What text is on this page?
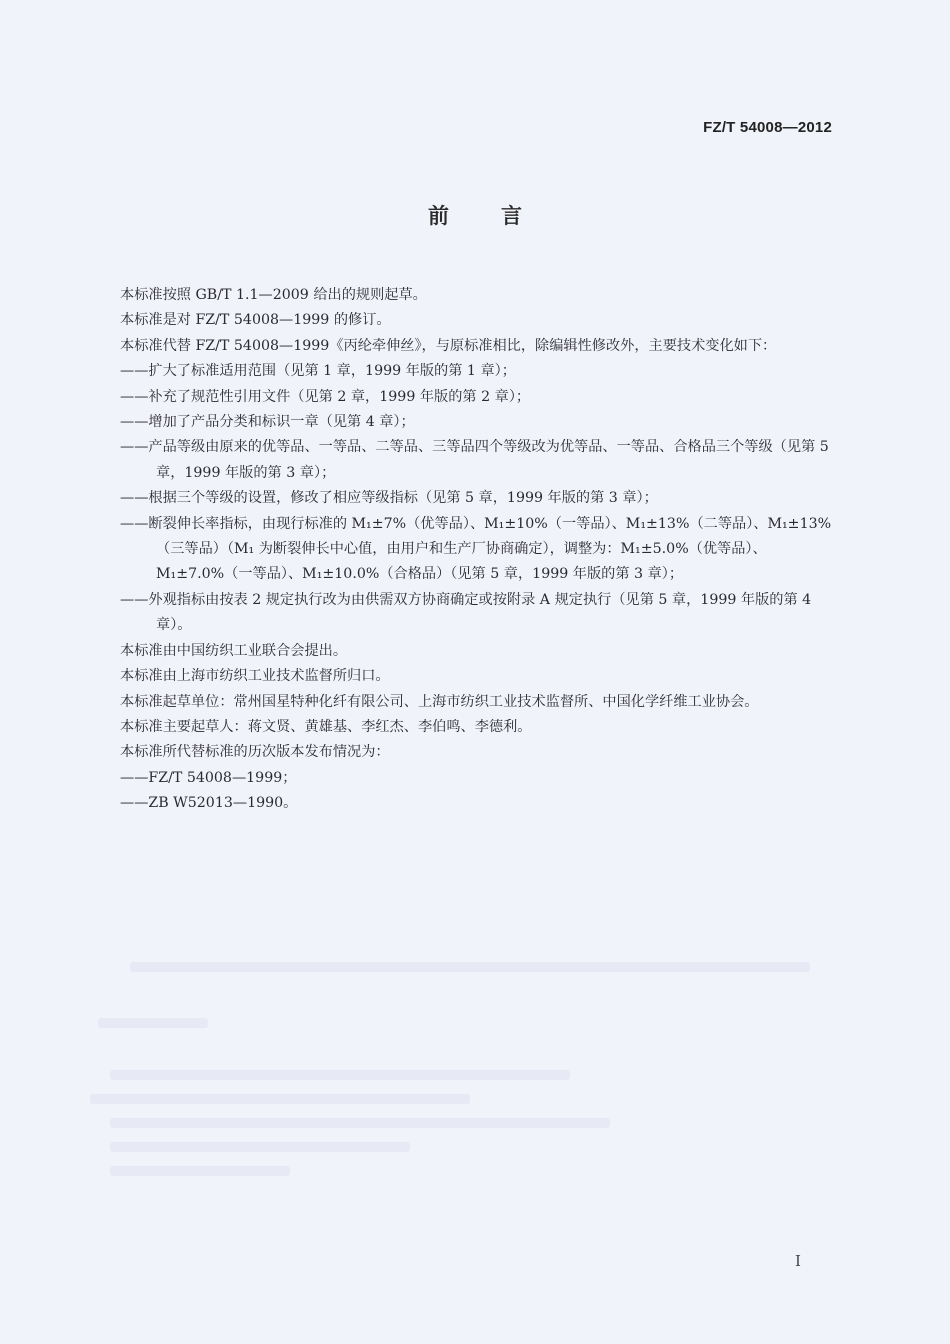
FZ/T 54008—2012
前言

本标准按照 GB/T 1.1—2009 给出的规则起草。

本标准是对 FZ/T 54008—1999 的修订。

本标准代替 FZ/T 54008—1999《丙纶牵伸丝》，与原标准相比，除编辑性修改外，主要技术变化如下：

——扩大了标准适用范围（见第 1 章，1999 年版的第 1 章）；

——补充了规范性引用文件（见第 2 章，1999 年版的第 2 章）；

——增加了产品分类和标识一章（见第 4 章）；

——产品等级由原来的优等品、一等品、二等品、三等品四个等级改为优等品、一等品、合格品三个等级（见第 5 章，1999 年版的第 3 章）；

——根据三个等级的设置，修改了相应等级指标（见第 5 章，1999 年版的第 3 章）；

——断裂伸长率指标，由现行标准的 M₁±7%（优等品）、M₁±10%（一等品）、M₁±13%（二等品）、M₁±13%（三等品）（M₁ 为断裂伸长中心值，由用户和生产厂协商确定），调整为：M₁±5.0%（优等品）、M₁±7.0%（一等品）、M₁±10.0%（合格品）（见第 5 章，1999 年版的第 3 章）；

——外观指标由按表 2 规定执行改为由供需双方协商确定或按附录 A 规定执行（见第 5 章，1999 年版的第 4 章）。

本标准由中国纺织工业联合会提出。

本标准由上海市纺织工业技术监督所归口。

本标准起草单位：常州国星特种化纤有限公司、上海市纺织工业技术监督所、中国化学纤维工业协会。

本标准主要起草人：蒋文贤、黄雄基、李红杰、李伯鸣、李德利。

本标准所代替标准的历次版本发布情况为：

——FZ/T 54008—1999；

——ZB W52013—1990。

I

________________________________________

## What to produce
All of the data above should be quoted exactly, except for the pictures.

## Full answer
What text is on this page?
FZ/T 54008—2012
前言

本标准按照 GB/T 1.1—2009 给出的规则起草。

本标准是对 FZ/T 54008—1999 的修订。

本标准代替 FZ/T 54008—1999《丙纶牵伸丝》，与原标准相比，除编辑性修改外，主要技术变化如下：

——扩大了标准适用范围（见第 1 章，1999 年版的第 1 章）；

——补充了规范性引用文件（见第 2 章，1999 年版的第 2 章）；

——增加了产品分类和标识一章（见第 4 章）；

——产品等级由原来的优等品、一等品、二等品、三等品四个等级改为优等品、一等品、合格品三个等级（见第 5 章，1999 年版的第 3 章）；

——根据三个等级的设置，修改了相应等级指标（见第 5 章，1999 年版的第 3 章）；

——断裂伸长率指标，由现行标准的 M₁±7%（优等品）、M₁±10%（一等品）、M₁±13%（二等品）、M₁±13%（三等品）（M₁ 为断裂伸长中心值，由用户和生产厂协商确定），调整为：M₁±5.0%（优等品）、M₁±7.0%（一等品）、M₁±10.0%（合格品）（见第 5 章，1999 年版的第 3 章）；

——外观指标由按表 2 规定执行改为由供需双方协商确定或按附录 A 规定执行（见第 5 章，1999 年版的第 4 章）。

本标准由中国纺织工业联合会提出。

本标准由上海市纺织工业技术监督所归口。

本标准起草单位：常州国星特种化纤有限公司、上海市纺织工业技术监督所、中国化学纤维工业协会。

本标准主要起草人：蒋文贤、黄雄基、李红杰、李伯鸣、李德利。

本标准所代替标准的历次版本发布情况为：

——FZ/T 54008—1999；

——ZB W52013—1990。

I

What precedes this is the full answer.